** START OF The data **

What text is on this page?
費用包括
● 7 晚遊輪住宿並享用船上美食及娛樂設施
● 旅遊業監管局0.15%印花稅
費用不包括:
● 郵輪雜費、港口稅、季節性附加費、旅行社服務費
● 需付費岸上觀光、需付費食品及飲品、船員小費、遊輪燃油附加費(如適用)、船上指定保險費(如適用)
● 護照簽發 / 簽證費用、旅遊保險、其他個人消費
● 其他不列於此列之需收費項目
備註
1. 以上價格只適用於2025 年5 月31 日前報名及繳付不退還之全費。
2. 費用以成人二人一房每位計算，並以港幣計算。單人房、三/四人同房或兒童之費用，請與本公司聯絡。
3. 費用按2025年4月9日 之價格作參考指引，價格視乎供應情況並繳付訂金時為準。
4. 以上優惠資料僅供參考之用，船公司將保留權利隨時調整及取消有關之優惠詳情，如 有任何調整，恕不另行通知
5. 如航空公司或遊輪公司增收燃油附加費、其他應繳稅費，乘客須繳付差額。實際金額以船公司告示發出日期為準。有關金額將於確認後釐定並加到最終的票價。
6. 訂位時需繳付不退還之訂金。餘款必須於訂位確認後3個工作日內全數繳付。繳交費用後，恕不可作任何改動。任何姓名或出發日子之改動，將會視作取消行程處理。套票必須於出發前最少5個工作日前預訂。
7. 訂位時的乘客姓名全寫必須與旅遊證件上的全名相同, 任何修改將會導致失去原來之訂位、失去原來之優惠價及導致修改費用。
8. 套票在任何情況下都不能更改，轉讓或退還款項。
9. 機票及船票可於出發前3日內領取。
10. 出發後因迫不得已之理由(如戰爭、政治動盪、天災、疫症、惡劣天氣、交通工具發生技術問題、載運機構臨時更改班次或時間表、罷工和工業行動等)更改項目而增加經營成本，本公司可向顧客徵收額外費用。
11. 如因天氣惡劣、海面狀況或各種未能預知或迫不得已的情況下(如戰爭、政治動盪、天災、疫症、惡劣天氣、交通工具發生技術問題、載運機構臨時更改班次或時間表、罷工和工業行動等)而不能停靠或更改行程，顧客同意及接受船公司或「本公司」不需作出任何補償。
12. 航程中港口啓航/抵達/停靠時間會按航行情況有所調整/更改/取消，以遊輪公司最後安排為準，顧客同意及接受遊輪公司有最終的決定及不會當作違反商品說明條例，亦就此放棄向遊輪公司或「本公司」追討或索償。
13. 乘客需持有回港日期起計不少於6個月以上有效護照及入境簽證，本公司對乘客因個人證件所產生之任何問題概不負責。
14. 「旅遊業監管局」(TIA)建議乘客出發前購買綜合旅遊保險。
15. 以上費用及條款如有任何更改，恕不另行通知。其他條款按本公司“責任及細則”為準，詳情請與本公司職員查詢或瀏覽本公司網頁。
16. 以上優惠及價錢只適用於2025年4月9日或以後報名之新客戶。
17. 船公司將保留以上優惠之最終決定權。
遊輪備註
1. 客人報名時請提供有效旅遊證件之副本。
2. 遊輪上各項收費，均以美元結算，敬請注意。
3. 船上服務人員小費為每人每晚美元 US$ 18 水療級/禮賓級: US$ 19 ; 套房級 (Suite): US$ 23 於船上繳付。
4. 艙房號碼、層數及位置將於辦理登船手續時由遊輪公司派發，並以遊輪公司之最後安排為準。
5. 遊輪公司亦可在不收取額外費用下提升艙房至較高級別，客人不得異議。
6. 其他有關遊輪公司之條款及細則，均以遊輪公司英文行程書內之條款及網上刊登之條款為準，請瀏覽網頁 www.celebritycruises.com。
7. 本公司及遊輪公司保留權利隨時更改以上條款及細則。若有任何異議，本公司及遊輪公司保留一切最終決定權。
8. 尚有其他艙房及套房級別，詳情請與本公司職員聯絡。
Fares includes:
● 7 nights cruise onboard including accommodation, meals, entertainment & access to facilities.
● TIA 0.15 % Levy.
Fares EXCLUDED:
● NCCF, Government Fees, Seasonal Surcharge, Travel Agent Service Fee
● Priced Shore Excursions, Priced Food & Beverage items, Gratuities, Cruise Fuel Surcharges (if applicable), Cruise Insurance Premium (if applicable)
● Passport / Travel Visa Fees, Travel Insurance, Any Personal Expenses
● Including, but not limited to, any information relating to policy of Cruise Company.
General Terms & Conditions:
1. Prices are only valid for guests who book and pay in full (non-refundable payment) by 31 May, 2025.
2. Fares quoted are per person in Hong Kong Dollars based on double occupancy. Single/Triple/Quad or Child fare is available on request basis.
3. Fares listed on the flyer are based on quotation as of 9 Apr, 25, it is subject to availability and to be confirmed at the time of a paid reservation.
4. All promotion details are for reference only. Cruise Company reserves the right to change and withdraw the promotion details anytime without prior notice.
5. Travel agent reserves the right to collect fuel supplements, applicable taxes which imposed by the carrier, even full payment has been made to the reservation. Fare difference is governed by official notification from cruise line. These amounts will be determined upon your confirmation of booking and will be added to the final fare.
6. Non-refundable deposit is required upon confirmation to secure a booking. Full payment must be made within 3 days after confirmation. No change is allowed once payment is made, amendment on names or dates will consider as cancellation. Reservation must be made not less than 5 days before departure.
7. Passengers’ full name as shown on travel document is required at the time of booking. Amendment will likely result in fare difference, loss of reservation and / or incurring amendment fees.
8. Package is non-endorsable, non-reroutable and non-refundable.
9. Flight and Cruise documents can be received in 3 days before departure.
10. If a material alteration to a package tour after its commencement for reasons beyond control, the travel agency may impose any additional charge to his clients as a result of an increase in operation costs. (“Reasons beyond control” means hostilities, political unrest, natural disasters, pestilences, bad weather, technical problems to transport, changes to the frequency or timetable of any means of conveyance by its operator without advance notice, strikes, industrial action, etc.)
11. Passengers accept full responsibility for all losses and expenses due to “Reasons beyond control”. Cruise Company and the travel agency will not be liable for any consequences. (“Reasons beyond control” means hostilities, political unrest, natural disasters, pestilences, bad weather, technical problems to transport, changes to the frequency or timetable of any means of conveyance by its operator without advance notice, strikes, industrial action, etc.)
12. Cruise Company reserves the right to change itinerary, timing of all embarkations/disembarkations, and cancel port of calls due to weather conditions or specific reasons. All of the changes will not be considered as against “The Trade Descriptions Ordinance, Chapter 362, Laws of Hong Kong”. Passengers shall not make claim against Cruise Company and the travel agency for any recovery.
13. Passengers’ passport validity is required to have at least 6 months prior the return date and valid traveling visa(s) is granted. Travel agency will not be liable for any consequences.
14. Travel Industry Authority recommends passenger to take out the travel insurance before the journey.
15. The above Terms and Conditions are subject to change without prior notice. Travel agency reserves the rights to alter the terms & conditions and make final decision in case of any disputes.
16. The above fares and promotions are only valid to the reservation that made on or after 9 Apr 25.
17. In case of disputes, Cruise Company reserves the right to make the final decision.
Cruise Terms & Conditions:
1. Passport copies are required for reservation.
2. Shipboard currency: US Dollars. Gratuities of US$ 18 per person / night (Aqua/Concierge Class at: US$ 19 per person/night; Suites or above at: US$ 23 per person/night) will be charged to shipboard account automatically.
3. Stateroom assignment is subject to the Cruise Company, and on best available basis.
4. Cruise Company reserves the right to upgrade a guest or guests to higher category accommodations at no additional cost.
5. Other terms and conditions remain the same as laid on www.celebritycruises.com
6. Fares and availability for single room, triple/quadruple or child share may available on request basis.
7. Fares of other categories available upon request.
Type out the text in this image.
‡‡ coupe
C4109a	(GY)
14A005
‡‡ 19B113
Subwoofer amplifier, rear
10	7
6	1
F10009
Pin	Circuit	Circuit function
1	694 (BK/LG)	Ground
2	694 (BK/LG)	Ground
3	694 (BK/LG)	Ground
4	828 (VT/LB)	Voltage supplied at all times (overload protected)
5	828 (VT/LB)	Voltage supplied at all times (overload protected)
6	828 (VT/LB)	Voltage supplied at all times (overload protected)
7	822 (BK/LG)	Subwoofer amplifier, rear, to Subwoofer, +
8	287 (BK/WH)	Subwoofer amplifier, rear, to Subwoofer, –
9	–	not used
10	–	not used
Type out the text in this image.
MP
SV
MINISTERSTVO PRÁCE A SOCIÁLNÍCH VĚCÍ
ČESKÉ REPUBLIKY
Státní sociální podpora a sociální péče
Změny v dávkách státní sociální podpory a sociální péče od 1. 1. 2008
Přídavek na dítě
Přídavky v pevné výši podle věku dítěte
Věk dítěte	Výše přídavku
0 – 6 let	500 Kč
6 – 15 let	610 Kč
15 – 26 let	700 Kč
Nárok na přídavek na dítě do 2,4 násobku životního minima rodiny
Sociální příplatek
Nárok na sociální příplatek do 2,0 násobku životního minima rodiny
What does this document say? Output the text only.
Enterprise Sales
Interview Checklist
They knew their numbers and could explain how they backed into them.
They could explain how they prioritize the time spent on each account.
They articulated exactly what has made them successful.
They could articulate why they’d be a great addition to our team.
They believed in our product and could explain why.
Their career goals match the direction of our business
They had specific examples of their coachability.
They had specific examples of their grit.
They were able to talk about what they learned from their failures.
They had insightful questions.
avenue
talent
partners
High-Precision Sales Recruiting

** END OF The data **

- Written instruction: The lines to quote run from the one containing "What does this" through the final line of the material above; please give them exactly, both ends included, and nothing else.

- Output of the exercise:
What does this document say? Output the text only.
Enterprise Sales
Interview Checklist
They knew their numbers and could explain how they backed into them.
They could explain how they prioritize the time spent on each account.
They articulated exactly what has made them successful.
They could articulate why they’d be a great addition to our team.
They believed in our product and could explain why.
Their career goals match the direction of our business
They had specific examples of their coachability.
They had specific examples of their grit.
They were able to talk about what they learned from their failures.
They had insightful questions.
avenue
talent
partners
High-Precision Sales Recruiting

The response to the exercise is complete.